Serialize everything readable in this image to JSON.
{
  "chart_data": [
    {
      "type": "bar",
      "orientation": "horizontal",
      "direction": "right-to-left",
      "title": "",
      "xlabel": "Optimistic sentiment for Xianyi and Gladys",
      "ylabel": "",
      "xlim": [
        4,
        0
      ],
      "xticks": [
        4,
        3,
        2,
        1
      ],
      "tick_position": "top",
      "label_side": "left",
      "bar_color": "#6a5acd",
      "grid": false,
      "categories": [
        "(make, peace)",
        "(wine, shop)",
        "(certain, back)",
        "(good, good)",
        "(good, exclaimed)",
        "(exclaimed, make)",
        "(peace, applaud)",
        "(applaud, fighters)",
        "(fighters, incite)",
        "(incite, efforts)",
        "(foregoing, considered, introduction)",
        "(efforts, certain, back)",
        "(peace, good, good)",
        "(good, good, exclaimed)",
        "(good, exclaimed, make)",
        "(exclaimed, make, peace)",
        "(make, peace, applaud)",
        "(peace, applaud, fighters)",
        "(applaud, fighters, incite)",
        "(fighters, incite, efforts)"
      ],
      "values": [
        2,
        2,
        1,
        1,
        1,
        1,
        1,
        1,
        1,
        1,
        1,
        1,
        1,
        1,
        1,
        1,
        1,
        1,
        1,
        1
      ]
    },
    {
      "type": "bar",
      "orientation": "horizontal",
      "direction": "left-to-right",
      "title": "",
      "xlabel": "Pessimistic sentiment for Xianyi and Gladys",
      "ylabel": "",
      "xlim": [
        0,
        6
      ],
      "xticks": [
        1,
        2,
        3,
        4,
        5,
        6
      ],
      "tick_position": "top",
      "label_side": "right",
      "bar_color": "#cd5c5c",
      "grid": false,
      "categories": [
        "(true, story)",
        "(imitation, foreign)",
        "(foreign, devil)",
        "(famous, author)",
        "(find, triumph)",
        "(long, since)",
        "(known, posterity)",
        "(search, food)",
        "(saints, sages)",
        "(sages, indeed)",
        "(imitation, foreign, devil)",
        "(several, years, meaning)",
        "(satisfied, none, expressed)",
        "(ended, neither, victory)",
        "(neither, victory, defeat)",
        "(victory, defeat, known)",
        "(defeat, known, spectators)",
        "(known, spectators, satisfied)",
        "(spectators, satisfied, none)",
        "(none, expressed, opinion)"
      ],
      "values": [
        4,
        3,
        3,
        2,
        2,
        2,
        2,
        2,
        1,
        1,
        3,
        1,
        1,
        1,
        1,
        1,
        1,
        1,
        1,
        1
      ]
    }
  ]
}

---

◆ YOUR OBJECTIVE
Read through the lines above and collect those that contain the string "neither".

◆ COMPLETED EXERCISE
        "(ended, neither, victory)",
        "(neither, victory, defeat)",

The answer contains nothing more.